_Work to do_.
Can you output the material exactly as written, minus any pictures it holds?

** BEGIN Raw records **

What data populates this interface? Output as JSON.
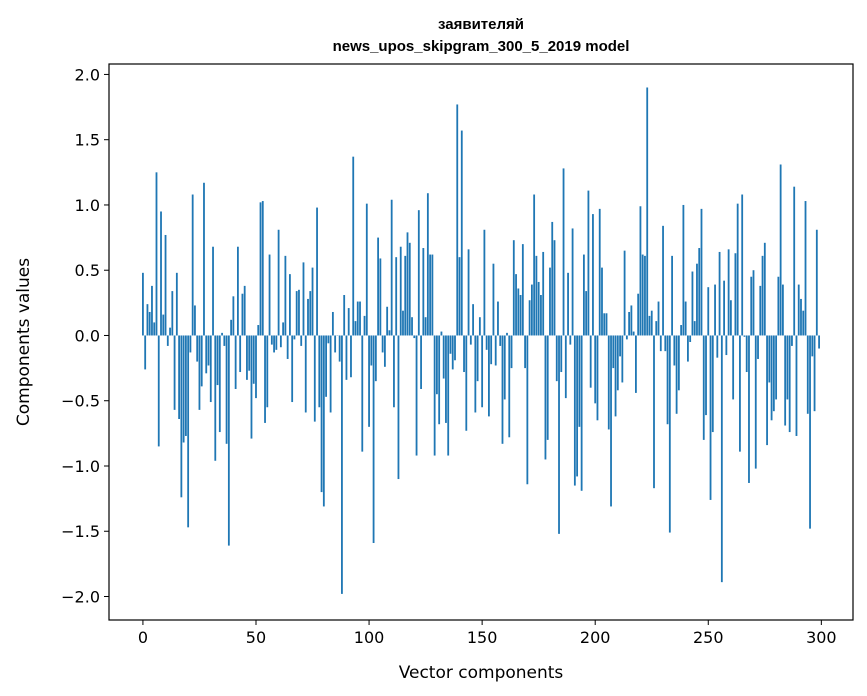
{
  "chart_data": {
    "type": "bar",
    "title": [
      "заявителяй",
      "news_upos_skipgram_300_5_2019 model"
    ],
    "xlabel": "Vector components",
    "ylabel": "Components values",
    "xlim": [
      -15,
      314
    ],
    "ylim": [
      -2.18,
      2.08
    ],
    "xticks": [
      0,
      50,
      100,
      150,
      200,
      250,
      300
    ],
    "xtick_labels": [
      "0",
      "50",
      "100",
      "150",
      "200",
      "250",
      "300"
    ],
    "yticks": [
      -2.0,
      -1.5,
      -1.0,
      -0.5,
      0.0,
      0.5,
      1.0,
      1.5,
      2.0
    ],
    "ytick_labels": [
      "−2.0",
      "−1.5",
      "−1.0",
      "−0.5",
      "0.0",
      "0.5",
      "1.0",
      "1.5",
      "2.0"
    ],
    "grid": false,
    "bar_color": "#1f77b4",
    "values": [
      0.48,
      -0.26,
      0.24,
      0.18,
      0.38,
      0.1,
      1.25,
      -0.85,
      0.95,
      0.16,
      0.77,
      -0.08,
      0.06,
      0.34,
      -0.57,
      0.48,
      -0.64,
      -1.24,
      -0.82,
      -0.77,
      -1.47,
      -0.13,
      1.08,
      0.23,
      -0.2,
      -0.57,
      -0.39,
      1.17,
      -0.29,
      -0.23,
      -0.51,
      0.68,
      -0.96,
      -0.38,
      -0.74,
      0.02,
      -0.08,
      -0.83,
      -1.61,
      0.12,
      0.3,
      -0.41,
      0.68,
      -0.28,
      0.32,
      0.38,
      -0.34,
      -0.27,
      -0.79,
      -0.37,
      -0.48,
      0.08,
      1.02,
      1.03,
      -0.67,
      -0.55,
      0.62,
      -0.07,
      -0.13,
      -0.11,
      0.81,
      -0.09,
      0.1,
      0.61,
      -0.18,
      0.47,
      -0.51,
      -0.03,
      0.34,
      0.35,
      -0.08,
      0.56,
      -0.59,
      0.28,
      0.34,
      0.52,
      -0.66,
      0.98,
      -0.55,
      -1.2,
      -1.31,
      -0.47,
      -0.06,
      -0.59,
      0.18,
      -0.13,
      0.0,
      -0.2,
      -1.98,
      0.31,
      -0.34,
      0.21,
      -0.32,
      1.37,
      0.11,
      0.26,
      0.26,
      -0.89,
      0.15,
      1.01,
      -0.7,
      -0.23,
      -1.59,
      -0.35,
      0.75,
      0.59,
      -0.13,
      -0.24,
      0.22,
      0.04,
      1.04,
      -0.55,
      0.6,
      -1.1,
      0.68,
      0.19,
      0.61,
      0.79,
      0.71,
      0.14,
      -0.02,
      -0.92,
      0.96,
      -0.41,
      0.67,
      0.14,
      1.09,
      0.62,
      0.62,
      -0.92,
      -0.45,
      -0.68,
      0.03,
      -0.33,
      -0.67,
      -0.92,
      -0.14,
      -0.26,
      -0.19,
      1.77,
      0.6,
      1.57,
      -0.28,
      -0.73,
      0.66,
      -0.07,
      0.24,
      -0.59,
      -0.35,
      0.14,
      -0.55,
      0.81,
      -0.11,
      -0.62,
      -0.22,
      0.55,
      -0.23,
      0.26,
      -0.08,
      -0.83,
      -0.49,
      0.02,
      -0.78,
      -0.25,
      0.73,
      0.47,
      0.36,
      0.31,
      0.7,
      -0.25,
      -1.14,
      0.27,
      0.39,
      1.08,
      0.61,
      0.41,
      0.31,
      0.64,
      -0.95,
      -0.8,
      0.52,
      0.87,
      0.73,
      -0.35,
      -1.52,
      -0.28,
      1.28,
      -0.48,
      0.48,
      -0.07,
      0.82,
      -1.15,
      -1.08,
      -0.7,
      -1.19,
      0.62,
      0.34,
      1.11,
      -0.4,
      0.93,
      -0.52,
      -0.65,
      0.97,
      0.52,
      0.17,
      0.17,
      -0.72,
      -1.31,
      -0.25,
      -0.62,
      -0.42,
      -0.16,
      -0.36,
      0.65,
      -0.03,
      0.18,
      0.23,
      0.03,
      -0.44,
      0.32,
      0.99,
      0.62,
      0.61,
      1.9,
      0.15,
      0.19,
      -1.17,
      0.11,
      0.26,
      -0.12,
      0.84,
      -0.12,
      -0.68,
      -1.51,
      0.61,
      -0.23,
      -0.6,
      -0.42,
      0.08,
      1.0,
      0.26,
      -0.2,
      -0.05,
      0.49,
      0.11,
      0.55,
      0.67,
      0.97,
      -0.8,
      -0.61,
      0.37,
      -1.26,
      -0.74,
      0.39,
      -0.17,
      0.64,
      -1.89,
      0.42,
      -0.15,
      0.66,
      0.27,
      -0.49,
      0.63,
      1.01,
      -0.89,
      1.08,
      -0.01,
      -0.28,
      -1.13,
      0.45,
      0.5,
      -1.02,
      -0.18,
      0.38,
      0.61,
      0.71,
      -0.84,
      -0.36,
      -0.65,
      -0.58,
      -0.49,
      0.45,
      1.31,
      0.39,
      -0.69,
      -0.49,
      -0.74,
      -0.08,
      1.14,
      -0.77,
      0.39,
      0.28,
      0.19,
      1.03,
      -0.6,
      -1.48,
      -0.16,
      -0.58,
      0.81,
      -0.1
    ]
  }
}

** END Raw records **

_The result_.
What data populates this interface? Output as JSON.
{
  "chart_data": {
    "type": "bar",
    "title": [
      "заявителяй",
      "news_upos_skipgram_300_5_2019 model"
    ],
    "xlabel": "Vector components",
    "ylabel": "Components values",
    "xlim": [
      -15,
      314
    ],
    "ylim": [
      -2.18,
      2.08
    ],
    "xticks": [
      0,
      50,
      100,
      150,
      200,
      250,
      300
    ],
    "xtick_labels": [
      "0",
      "50",
      "100",
      "150",
      "200",
      "250",
      "300"
    ],
    "yticks": [
      -2.0,
      -1.5,
      -1.0,
      -0.5,
      0.0,
      0.5,
      1.0,
      1.5,
      2.0
    ],
    "ytick_labels": [
      "−2.0",
      "−1.5",
      "−1.0",
      "−0.5",
      "0.0",
      "0.5",
      "1.0",
      "1.5",
      "2.0"
    ],
    "grid": false,
    "bar_color": "#1f77b4",
    "values": [
      0.48,
      -0.26,
      0.24,
      0.18,
      0.38,
      0.1,
      1.25,
      -0.85,
      0.95,
      0.16,
      0.77,
      -0.08,
      0.06,
      0.34,
      -0.57,
      0.48,
      -0.64,
      -1.24,
      -0.82,
      -0.77,
      -1.47,
      -0.13,
      1.08,
      0.23,
      -0.2,
      -0.57,
      -0.39,
      1.17,
      -0.29,
      -0.23,
      -0.51,
      0.68,
      -0.96,
      -0.38,
      -0.74,
      0.02,
      -0.08,
      -0.83,
      -1.61,
      0.12,
      0.3,
      -0.41,
      0.68,
      -0.28,
      0.32,
      0.38,
      -0.34,
      -0.27,
      -0.79,
      -0.37,
      -0.48,
      0.08,
      1.02,
      1.03,
      -0.67,
      -0.55,
      0.62,
      -0.07,
      -0.13,
      -0.11,
      0.81,
      -0.09,
      0.1,
      0.61,
      -0.18,
      0.47,
      -0.51,
      -0.03,
      0.34,
      0.35,
      -0.08,
      0.56,
      -0.59,
      0.28,
      0.34,
      0.52,
      -0.66,
      0.98,
      -0.55,
      -1.2,
      -1.31,
      -0.47,
      -0.06,
      -0.59,
      0.18,
      -0.13,
      0.0,
      -0.2,
      -1.98,
      0.31,
      -0.34,
      0.21,
      -0.32,
      1.37,
      0.11,
      0.26,
      0.26,
      -0.89,
      0.15,
      1.01,
      -0.7,
      -0.23,
      -1.59,
      -0.35,
      0.75,
      0.59,
      -0.13,
      -0.24,
      0.22,
      0.04,
      1.04,
      -0.55,
      0.6,
      -1.1,
      0.68,
      0.19,
      0.61,
      0.79,
      0.71,
      0.14,
      -0.02,
      -0.92,
      0.96,
      -0.41,
      0.67,
      0.14,
      1.09,
      0.62,
      0.62,
      -0.92,
      -0.45,
      -0.68,
      0.03,
      -0.33,
      -0.67,
      -0.92,
      -0.14,
      -0.26,
      -0.19,
      1.77,
      0.6,
      1.57,
      -0.28,
      -0.73,
      0.66,
      -0.07,
      0.24,
      -0.59,
      -0.35,
      0.14,
      -0.55,
      0.81,
      -0.11,
      -0.62,
      -0.22,
      0.55,
      -0.23,
      0.26,
      -0.08,
      -0.83,
      -0.49,
      0.02,
      -0.78,
      -0.25,
      0.73,
      0.47,
      0.36,
      0.31,
      0.7,
      -0.25,
      -1.14,
      0.27,
      0.39,
      1.08,
      0.61,
      0.41,
      0.31,
      0.64,
      -0.95,
      -0.8,
      0.52,
      0.87,
      0.73,
      -0.35,
      -1.52,
      -0.28,
      1.28,
      -0.48,
      0.48,
      -0.07,
      0.82,
      -1.15,
      -1.08,
      -0.7,
      -1.19,
      0.62,
      0.34,
      1.11,
      -0.4,
      0.93,
      -0.52,
      -0.65,
      0.97,
      0.52,
      0.17,
      0.17,
      -0.72,
      -1.31,
      -0.25,
      -0.62,
      -0.42,
      -0.16,
      -0.36,
      0.65,
      -0.03,
      0.18,
      0.23,
      0.03,
      -0.44,
      0.32,
      0.99,
      0.62,
      0.61,
      1.9,
      0.15,
      0.19,
      -1.17,
      0.11,
      0.26,
      -0.12,
      0.84,
      -0.12,
      -0.68,
      -1.51,
      0.61,
      -0.23,
      -0.6,
      -0.42,
      0.08,
      1.0,
      0.26,
      -0.2,
      -0.05,
      0.49,
      0.11,
      0.55,
      0.67,
      0.97,
      -0.8,
      -0.61,
      0.37,
      -1.26,
      -0.74,
      0.39,
      -0.17,
      0.64,
      -1.89,
      0.42,
      -0.15,
      0.66,
      0.27,
      -0.49,
      0.63,
      1.01,
      -0.89,
      1.08,
      -0.01,
      -0.28,
      -1.13,
      0.45,
      0.5,
      -1.02,
      -0.18,
      0.38,
      0.61,
      0.71,
      -0.84,
      -0.36,
      -0.65,
      -0.58,
      -0.49,
      0.45,
      1.31,
      0.39,
      -0.69,
      -0.49,
      -0.74,
      -0.08,
      1.14,
      -0.77,
      0.39,
      0.28,
      0.19,
      1.03,
      -0.6,
      -1.48,
      -0.16,
      -0.58,
      0.81,
      -0.1
    ]
  }
}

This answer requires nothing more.